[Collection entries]
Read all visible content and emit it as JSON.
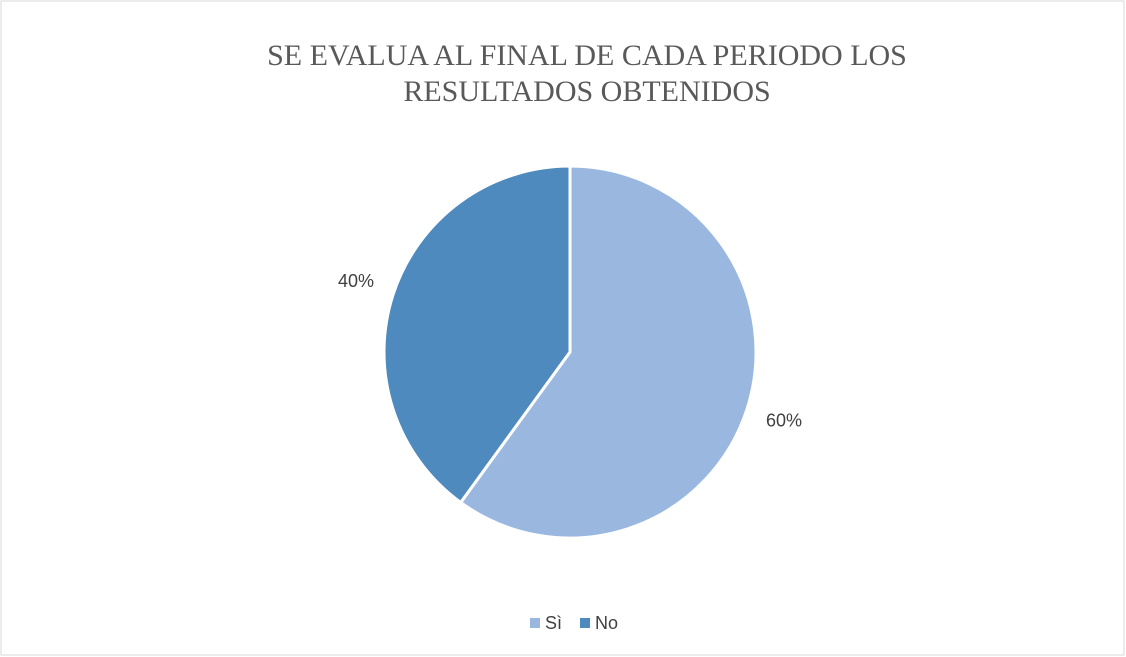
{
  "chart_data": {
    "type": "pie",
    "title": "SE EVALUA AL FINAL DE CADA PERIODO LOS RESULTADOS OBTENIDOS",
    "categories": [
      "Sì",
      "No"
    ],
    "values": [
      60,
      40
    ],
    "value_labels": [
      "60%",
      "40%"
    ],
    "colors": [
      "#9ab8df",
      "#4f8abf"
    ],
    "legend": "bottom"
  }
}
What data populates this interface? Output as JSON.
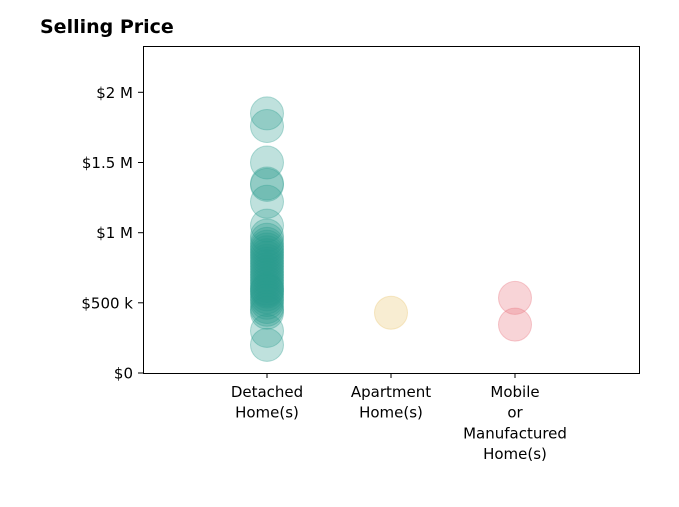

# OBJECTIVE
Pictures in the records above are left out; print everything else exactly as written.

# WRITTEN REPLY
Read all visible content and emit it as JSON.
{
  "chart_data": {
    "type": "pie",
    "title": "SE EVALUA AL FINAL DE CADA PERIODO LOS RESULTADOS OBTENIDOS",
    "categories": [
      "Sì",
      "No"
    ],
    "values": [
      60,
      40
    ],
    "value_labels": [
      "60%",
      "40%"
    ],
    "colors": [
      "#9ab8df",
      "#4f8abf"
    ],
    "legend": "bottom"
  }
}
What data populates this interface? Output as JSON.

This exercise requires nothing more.